• _Problem_:
Your task is to output all the records below, word for word.

'''

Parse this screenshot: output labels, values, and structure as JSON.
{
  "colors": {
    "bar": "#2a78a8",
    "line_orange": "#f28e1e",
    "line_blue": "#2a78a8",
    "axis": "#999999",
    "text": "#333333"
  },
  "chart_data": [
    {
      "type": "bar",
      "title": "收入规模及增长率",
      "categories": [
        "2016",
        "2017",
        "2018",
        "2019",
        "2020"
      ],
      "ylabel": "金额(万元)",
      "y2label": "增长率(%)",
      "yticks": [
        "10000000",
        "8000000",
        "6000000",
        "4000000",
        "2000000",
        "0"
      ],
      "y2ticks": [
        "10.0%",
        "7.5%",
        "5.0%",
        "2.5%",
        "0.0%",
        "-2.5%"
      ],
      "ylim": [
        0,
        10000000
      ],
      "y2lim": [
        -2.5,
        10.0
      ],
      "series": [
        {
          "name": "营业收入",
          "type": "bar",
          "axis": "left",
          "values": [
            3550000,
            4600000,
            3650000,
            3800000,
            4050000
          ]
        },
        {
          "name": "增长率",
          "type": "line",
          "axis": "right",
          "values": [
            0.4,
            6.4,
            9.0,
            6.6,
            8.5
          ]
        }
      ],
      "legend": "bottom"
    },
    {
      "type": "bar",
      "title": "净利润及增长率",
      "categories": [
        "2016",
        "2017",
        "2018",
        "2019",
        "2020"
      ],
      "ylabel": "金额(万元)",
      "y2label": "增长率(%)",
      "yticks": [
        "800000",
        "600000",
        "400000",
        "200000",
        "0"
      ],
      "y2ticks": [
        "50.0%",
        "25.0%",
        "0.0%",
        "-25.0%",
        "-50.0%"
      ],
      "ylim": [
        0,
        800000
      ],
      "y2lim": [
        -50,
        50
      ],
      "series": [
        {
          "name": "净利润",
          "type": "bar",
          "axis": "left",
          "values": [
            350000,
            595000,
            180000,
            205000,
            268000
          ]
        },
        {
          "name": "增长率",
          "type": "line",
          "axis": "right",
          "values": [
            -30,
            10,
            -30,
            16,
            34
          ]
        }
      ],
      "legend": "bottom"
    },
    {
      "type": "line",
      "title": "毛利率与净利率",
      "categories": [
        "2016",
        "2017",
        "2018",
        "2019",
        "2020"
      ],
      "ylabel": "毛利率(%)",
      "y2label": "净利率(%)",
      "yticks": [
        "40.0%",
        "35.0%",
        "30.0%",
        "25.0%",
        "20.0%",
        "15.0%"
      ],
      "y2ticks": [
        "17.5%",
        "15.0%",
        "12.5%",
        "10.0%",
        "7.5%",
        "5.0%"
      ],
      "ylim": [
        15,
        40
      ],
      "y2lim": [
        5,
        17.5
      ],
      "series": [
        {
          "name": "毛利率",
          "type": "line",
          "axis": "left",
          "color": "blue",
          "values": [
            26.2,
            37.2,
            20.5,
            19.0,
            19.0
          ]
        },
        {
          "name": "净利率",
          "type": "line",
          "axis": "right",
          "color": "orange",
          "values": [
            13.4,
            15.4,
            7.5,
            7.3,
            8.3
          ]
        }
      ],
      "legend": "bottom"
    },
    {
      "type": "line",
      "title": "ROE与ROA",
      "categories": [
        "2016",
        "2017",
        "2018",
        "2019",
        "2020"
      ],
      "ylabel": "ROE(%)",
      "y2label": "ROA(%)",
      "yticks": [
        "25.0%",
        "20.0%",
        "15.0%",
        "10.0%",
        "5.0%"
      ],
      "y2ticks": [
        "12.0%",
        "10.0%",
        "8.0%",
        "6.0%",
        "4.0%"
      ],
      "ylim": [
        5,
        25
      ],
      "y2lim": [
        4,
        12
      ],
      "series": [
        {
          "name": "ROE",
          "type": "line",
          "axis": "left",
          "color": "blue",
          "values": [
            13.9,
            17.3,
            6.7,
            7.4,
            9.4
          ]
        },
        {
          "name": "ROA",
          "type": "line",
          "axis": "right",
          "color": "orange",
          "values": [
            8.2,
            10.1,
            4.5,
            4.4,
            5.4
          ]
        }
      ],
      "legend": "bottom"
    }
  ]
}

'''

• _Reply_:
Parse this screenshot: output labels, values, and structure as JSON.
{
  "colors": {
    "bar": "#2a78a8",
    "line_orange": "#f28e1e",
    "line_blue": "#2a78a8",
    "axis": "#999999",
    "text": "#333333"
  },
  "chart_data": [
    {
      "type": "bar",
      "title": "收入规模及增长率",
      "categories": [
        "2016",
        "2017",
        "2018",
        "2019",
        "2020"
      ],
      "ylabel": "金额(万元)",
      "y2label": "增长率(%)",
      "yticks": [
        "10000000",
        "8000000",
        "6000000",
        "4000000",
        "2000000",
        "0"
      ],
      "y2ticks": [
        "10.0%",
        "7.5%",
        "5.0%",
        "2.5%",
        "0.0%",
        "-2.5%"
      ],
      "ylim": [
        0,
        10000000
      ],
      "y2lim": [
        -2.5,
        10.0
      ],
      "series": [
        {
          "name": "营业收入",
          "type": "bar",
          "axis": "left",
          "values": [
            3550000,
            4600000,
            3650000,
            3800000,
            4050000
          ]
        },
        {
          "name": "增长率",
          "type": "line",
          "axis": "right",
          "values": [
            0.4,
            6.4,
            9.0,
            6.6,
            8.5
          ]
        }
      ],
      "legend": "bottom"
    },
    {
      "type": "bar",
      "title": "净利润及增长率",
      "categories": [
        "2016",
        "2017",
        "2018",
        "2019",
        "2020"
      ],
      "ylabel": "金额(万元)",
      "y2label": "增长率(%)",
      "yticks": [
        "800000",
        "600000",
        "400000",
        "200000",
        "0"
      ],
      "y2ticks": [
        "50.0%",
        "25.0%",
        "0.0%",
        "-25.0%",
        "-50.0%"
      ],
      "ylim": [
        0,
        800000
      ],
      "y2lim": [
        -50,
        50
      ],
      "series": [
        {
          "name": "净利润",
          "type": "bar",
          "axis": "left",
          "values": [
            350000,
            595000,
            180000,
            205000,
            268000
          ]
        },
        {
          "name": "增长率",
          "type": "line",
          "axis": "right",
          "values": [
            -30,
            10,
            -30,
            16,
            34
          ]
        }
      ],
      "legend": "bottom"
    },
    {
      "type": "line",
      "title": "毛利率与净利率",
      "categories": [
        "2016",
        "2017",
        "2018",
        "2019",
        "2020"
      ],
      "ylabel": "毛利率(%)",
      "y2label": "净利率(%)",
      "yticks": [
        "40.0%",
        "35.0%",
        "30.0%",
        "25.0%",
        "20.0%",
        "15.0%"
      ],
      "y2ticks": [
        "17.5%",
        "15.0%",
        "12.5%",
        "10.0%",
        "7.5%",
        "5.0%"
      ],
      "ylim": [
        15,
        40
      ],
      "y2lim": [
        5,
        17.5
      ],
      "series": [
        {
          "name": "毛利率",
          "type": "line",
          "axis": "left",
          "color": "blue",
          "values": [
            26.2,
            37.2,
            20.5,
            19.0,
            19.0
          ]
        },
        {
          "name": "净利率",
          "type": "line",
          "axis": "right",
          "color": "orange",
          "values": [
            13.4,
            15.4,
            7.5,
            7.3,
            8.3
          ]
        }
      ],
      "legend": "bottom"
    },
    {
      "type": "line",
      "title": "ROE与ROA",
      "categories": [
        "2016",
        "2017",
        "2018",
        "2019",
        "2020"
      ],
      "ylabel": "ROE(%)",
      "y2label": "ROA(%)",
      "yticks": [
        "25.0%",
        "20.0%",
        "15.0%",
        "10.0%",
        "5.0%"
      ],
      "y2ticks": [
        "12.0%",
        "10.0%",
        "8.0%",
        "6.0%",
        "4.0%"
      ],
      "ylim": [
        5,
        25
      ],
      "y2lim": [
        4,
        12
      ],
      "series": [
        {
          "name": "ROE",
          "type": "line",
          "axis": "left",
          "color": "blue",
          "values": [
            13.9,
            17.3,
            6.7,
            7.4,
            9.4
          ]
        },
        {
          "name": "ROA",
          "type": "line",
          "axis": "right",
          "color": "orange",
          "values": [
            8.2,
            10.1,
            4.5,
            4.4,
            5.4
          ]
        }
      ],
      "legend": "bottom"
    }
  ]
}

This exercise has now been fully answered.